— START OF MATERIAL PROVIDED —

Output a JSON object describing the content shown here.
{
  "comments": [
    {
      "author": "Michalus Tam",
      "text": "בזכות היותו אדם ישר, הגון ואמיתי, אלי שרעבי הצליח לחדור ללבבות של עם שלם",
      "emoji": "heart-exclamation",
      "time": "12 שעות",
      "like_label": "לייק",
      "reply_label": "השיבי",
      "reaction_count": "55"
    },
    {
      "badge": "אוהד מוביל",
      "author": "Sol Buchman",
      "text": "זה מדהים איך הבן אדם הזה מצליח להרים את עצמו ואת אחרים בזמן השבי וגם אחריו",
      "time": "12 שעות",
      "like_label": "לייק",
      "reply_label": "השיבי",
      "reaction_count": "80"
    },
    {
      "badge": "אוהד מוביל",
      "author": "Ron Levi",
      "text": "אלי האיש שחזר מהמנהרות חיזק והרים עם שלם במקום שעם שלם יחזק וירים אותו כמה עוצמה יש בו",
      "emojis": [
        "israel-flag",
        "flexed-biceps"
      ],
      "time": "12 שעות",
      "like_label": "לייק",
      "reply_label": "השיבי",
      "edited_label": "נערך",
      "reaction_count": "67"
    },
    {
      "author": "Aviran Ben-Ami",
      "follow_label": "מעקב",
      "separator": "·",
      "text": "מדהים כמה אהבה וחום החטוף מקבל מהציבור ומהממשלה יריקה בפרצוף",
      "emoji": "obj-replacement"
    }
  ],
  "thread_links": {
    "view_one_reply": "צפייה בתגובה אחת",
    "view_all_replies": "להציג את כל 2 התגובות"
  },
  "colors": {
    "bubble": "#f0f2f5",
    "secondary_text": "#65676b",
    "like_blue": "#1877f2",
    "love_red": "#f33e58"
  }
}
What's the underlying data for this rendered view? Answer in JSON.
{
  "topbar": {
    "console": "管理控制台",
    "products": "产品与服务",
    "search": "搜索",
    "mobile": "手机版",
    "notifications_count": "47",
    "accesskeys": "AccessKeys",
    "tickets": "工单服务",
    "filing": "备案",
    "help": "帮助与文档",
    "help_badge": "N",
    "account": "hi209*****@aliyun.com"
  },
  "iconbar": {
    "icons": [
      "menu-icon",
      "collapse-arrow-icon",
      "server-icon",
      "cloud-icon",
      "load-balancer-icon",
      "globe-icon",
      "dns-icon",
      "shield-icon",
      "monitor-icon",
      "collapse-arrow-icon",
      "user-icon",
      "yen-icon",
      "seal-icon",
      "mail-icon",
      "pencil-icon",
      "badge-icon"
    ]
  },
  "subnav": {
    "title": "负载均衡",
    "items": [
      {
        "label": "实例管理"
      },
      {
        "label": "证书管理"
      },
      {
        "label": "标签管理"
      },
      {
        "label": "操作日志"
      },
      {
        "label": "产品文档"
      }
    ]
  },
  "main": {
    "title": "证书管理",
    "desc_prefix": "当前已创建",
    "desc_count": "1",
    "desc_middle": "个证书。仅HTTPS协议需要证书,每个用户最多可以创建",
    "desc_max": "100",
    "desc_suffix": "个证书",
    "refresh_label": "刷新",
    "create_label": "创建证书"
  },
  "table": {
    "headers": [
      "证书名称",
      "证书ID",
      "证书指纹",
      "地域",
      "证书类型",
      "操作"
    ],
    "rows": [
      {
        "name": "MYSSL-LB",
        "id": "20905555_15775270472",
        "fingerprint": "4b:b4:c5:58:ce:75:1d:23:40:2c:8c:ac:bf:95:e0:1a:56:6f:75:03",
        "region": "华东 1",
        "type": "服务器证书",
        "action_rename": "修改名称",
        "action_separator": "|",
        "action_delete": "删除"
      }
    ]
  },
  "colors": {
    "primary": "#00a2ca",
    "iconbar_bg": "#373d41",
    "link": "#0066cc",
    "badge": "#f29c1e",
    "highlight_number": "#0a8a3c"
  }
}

— END OF MATERIAL PROVIDED —

GIVEN PROBLEM - Make a verbatim copy of every entry shown above.

ANSWER TO THE TASK -
Output a JSON object describing the content shown here.
{
  "comments": [
    {
      "author": "Michalus Tam",
      "text": "בזכות היותו אדם ישר, הגון ואמיתי, אלי שרעבי הצליח לחדור ללבבות של עם שלם",
      "emoji": "heart-exclamation",
      "time": "12 שעות",
      "like_label": "לייק",
      "reply_label": "השיבי",
      "reaction_count": "55"
    },
    {
      "badge": "אוהד מוביל",
      "author": "Sol Buchman",
      "text": "זה מדהים איך הבן אדם הזה מצליח להרים את עצמו ואת אחרים בזמן השבי וגם אחריו",
      "time": "12 שעות",
      "like_label": "לייק",
      "reply_label": "השיבי",
      "reaction_count": "80"
    },
    {
      "badge": "אוהד מוביל",
      "author": "Ron Levi",
      "text": "אלי האיש שחזר מהמנהרות חיזק והרים עם שלם במקום שעם שלם יחזק וירים אותו כמה עוצמה יש בו",
      "emojis": [
        "israel-flag",
        "flexed-biceps"
      ],
      "time": "12 שעות",
      "like_label": "לייק",
      "reply_label": "השיבי",
      "edited_label": "נערך",
      "reaction_count": "67"
    },
    {
      "author": "Aviran Ben-Ami",
      "follow_label": "מעקב",
      "separator": "·",
      "text": "מדהים כמה אהבה וחום החטוף מקבל מהציבור ומהממשלה יריקה בפרצוף",
      "emoji": "obj-replacement"
    }
  ],
  "thread_links": {
    "view_one_reply": "צפייה בתגובה אחת",
    "view_all_replies": "להציג את כל 2 התגובות"
  },
  "colors": {
    "bubble": "#f0f2f5",
    "secondary_text": "#65676b",
    "like_blue": "#1877f2",
    "love_red": "#f33e58"
  }
}
What's the underlying data for this rendered view? Answer in JSON.
{
  "topbar": {
    "console": "管理控制台",
    "products": "产品与服务",
    "search": "搜索",
    "mobile": "手机版",
    "notifications_count": "47",
    "accesskeys": "AccessKeys",
    "tickets": "工单服务",
    "filing": "备案",
    "help": "帮助与文档",
    "help_badge": "N",
    "account": "hi209*****@aliyun.com"
  },
  "iconbar": {
    "icons": [
      "menu-icon",
      "collapse-arrow-icon",
      "server-icon",
      "cloud-icon",
      "load-balancer-icon",
      "globe-icon",
      "dns-icon",
      "shield-icon",
      "monitor-icon",
      "collapse-arrow-icon",
      "user-icon",
      "yen-icon",
      "seal-icon",
      "mail-icon",
      "pencil-icon",
      "badge-icon"
    ]
  },
  "subnav": {
    "title": "负载均衡",
    "items": [
      {
        "label": "实例管理"
      },
      {
        "label": "证书管理"
      },
      {
        "label": "标签管理"
      },
      {
        "label": "操作日志"
      },
      {
        "label": "产品文档"
      }
    ]
  },
  "main": {
    "title": "证书管理",
    "desc_prefix": "当前已创建",
    "desc_count": "1",
    "desc_middle": "个证书。仅HTTPS协议需要证书,每个用户最多可以创建",
    "desc_max": "100",
    "desc_suffix": "个证书",
    "refresh_label": "刷新",
    "create_label": "创建证书"
  },
  "table": {
    "headers": [
      "证书名称",
      "证书ID",
      "证书指纹",
      "地域",
      "证书类型",
      "操作"
    ],
    "rows": [
      {
        "name": "MYSSL-LB",
        "id": "20905555_15775270472",
        "fingerprint": "4b:b4:c5:58:ce:75:1d:23:40:2c:8c:ac:bf:95:e0:1a:56:6f:75:03",
        "region": "华东 1",
        "type": "服务器证书",
        "action_rename": "修改名称",
        "action_separator": "|",
        "action_delete": "删除"
      }
    ]
  },
  "colors": {
    "primary": "#00a2ca",
    "iconbar_bg": "#373d41",
    "link": "#0066cc",
    "badge": "#f29c1e",
    "highlight_number": "#0a8a3c"
  }
}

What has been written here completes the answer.